Dataset content:

****************

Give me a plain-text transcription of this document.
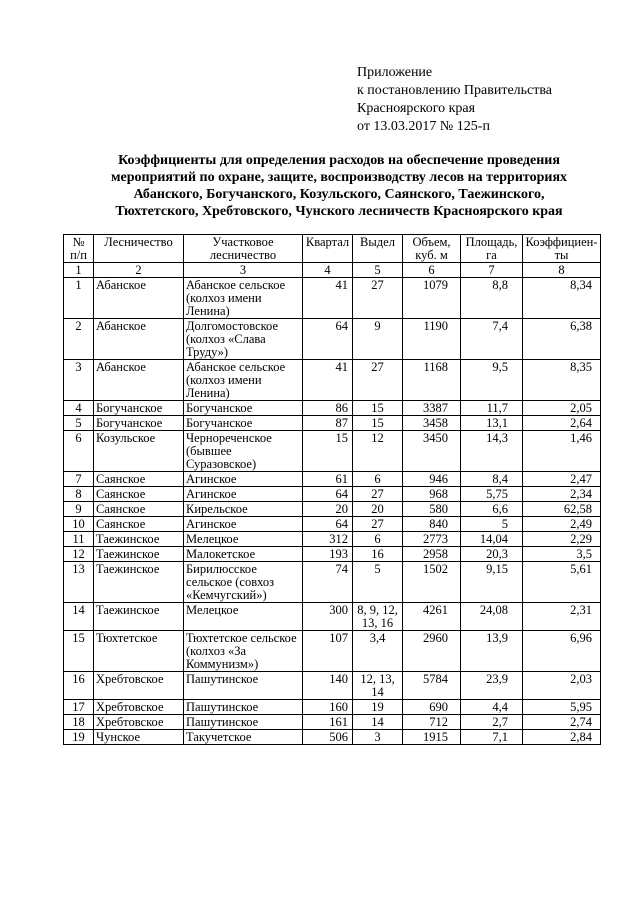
Приложение
к постановлению Правительства
Красноярского края
от 13.03.2017 № 125-п
Коэффициенты для определения расходов на обеспечение проведения
мероприятий по охране, защите, воспроизводству лесов на территориях
Абанского, Богучанского, Козульского, Саянского, Таежинского,
Тюхтетского, Хребтовского, Чунского лесничеств Красноярского края
№ п/п	Лесничество	Участковое лесничество	Квартал	Выдел	Объем, куб. м	Площадь, га	Коэффициен-ты
1	2	3	4	5	6	7	8
1	Абанское	Абанское сельское (колхоз имени Ленина)	41	27	1079	8,8	8,34
2	Абанское	Долгомостовское (колхоз «Слава Труду»)	64	9	1190	7,4	6,38
3	Абанское	Абанское сельское (колхоз имени Ленина)	41	27	1168	9,5	8,35
4	Богучанское	Богучанское	86	15	3387	11,7	2,05
5	Богучанское	Богучанское	87	15	3458	13,1	2,64
6	Козульское	Чернореченское (бывшее Суразовское)	15	12	3450	14,3	1,46
7	Саянское	Агинское	61	6	946	8,4	2,47
8	Саянское	Агинское	64	27	968	5,75	2,34
9	Саянское	Кирельское	20	20	580	6,6	62,58
10	Саянское	Агинское	64	27	840	5	2,49
11	Таежинское	Мелецкое	312	6	2773	14,04	2,29
12	Таежинское	Малокетское	193	16	2958	20,3	3,5
13	Таежинское	Бирилюсское сельское (совхоз «Кемчугский»)	74	5	1502	9,15	5,61
14	Таежинское	Мелецкое	300	8, 9, 12, 13, 16	4261	24,08	2,31
15	Тюхтетское	Тюхтетское сельское (колхоз «За Коммунизм»)	107	3,4	2960	13,9	6,96
16	Хребтовское	Пашутинское	140	12, 13, 14	5784	23,9	2,03
17	Хребтовское	Пашутинское	160	19	690	4,4	5,95
18	Хребтовское	Пашутинское	161	14	712	2,7	2,74
19	Чунское	Такучетское	506	3	1915	7,1	2,84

****************

What is expected: Without including any pictures, output all the entries above exactly.

Written reply:
Give me a plain-text transcription of this document.
Приложение
к постановлению Правительства
Красноярского края
от 13.03.2017 № 125-п
Коэффициенты для определения расходов на обеспечение проведения
мероприятий по охране, защите, воспроизводству лесов на территориях
Абанского, Богучанского, Козульского, Саянского, Таежинского,
Тюхтетского, Хребтовского, Чунского лесничеств Красноярского края
№ п/п	Лесничество	Участковое лесничество	Квартал	Выдел	Объем, куб. м	Площадь, га	Коэффициен-ты
1	2	3	4	5	6	7	8
1	Абанское	Абанское сельское (колхоз имени Ленина)	41	27	1079	8,8	8,34
2	Абанское	Долгомостовское (колхоз «Слава Труду»)	64	9	1190	7,4	6,38
3	Абанское	Абанское сельское (колхоз имени Ленина)	41	27	1168	9,5	8,35
4	Богучанское	Богучанское	86	15	3387	11,7	2,05
5	Богучанское	Богучанское	87	15	3458	13,1	2,64
6	Козульское	Чернореченское (бывшее Суразовское)	15	12	3450	14,3	1,46
7	Саянское	Агинское	61	6	946	8,4	2,47
8	Саянское	Агинское	64	27	968	5,75	2,34
9	Саянское	Кирельское	20	20	580	6,6	62,58
10	Саянское	Агинское	64	27	840	5	2,49
11	Таежинское	Мелецкое	312	6	2773	14,04	2,29
12	Таежинское	Малокетское	193	16	2958	20,3	3,5
13	Таежинское	Бирилюсское сельское (совхоз «Кемчугский»)	74	5	1502	9,15	5,61
14	Таежинское	Мелецкое	300	8, 9, 12, 13, 16	4261	24,08	2,31
15	Тюхтетское	Тюхтетское сельское (колхоз «За Коммунизм»)	107	3,4	2960	13,9	6,96
16	Хребтовское	Пашутинское	140	12, 13, 14	5784	23,9	2,03
17	Хребтовское	Пашутинское	160	19	690	4,4	5,95
18	Хребтовское	Пашутинское	161	14	712	2,7	2,74
19	Чунское	Такучетское	506	3	1915	7,1	2,84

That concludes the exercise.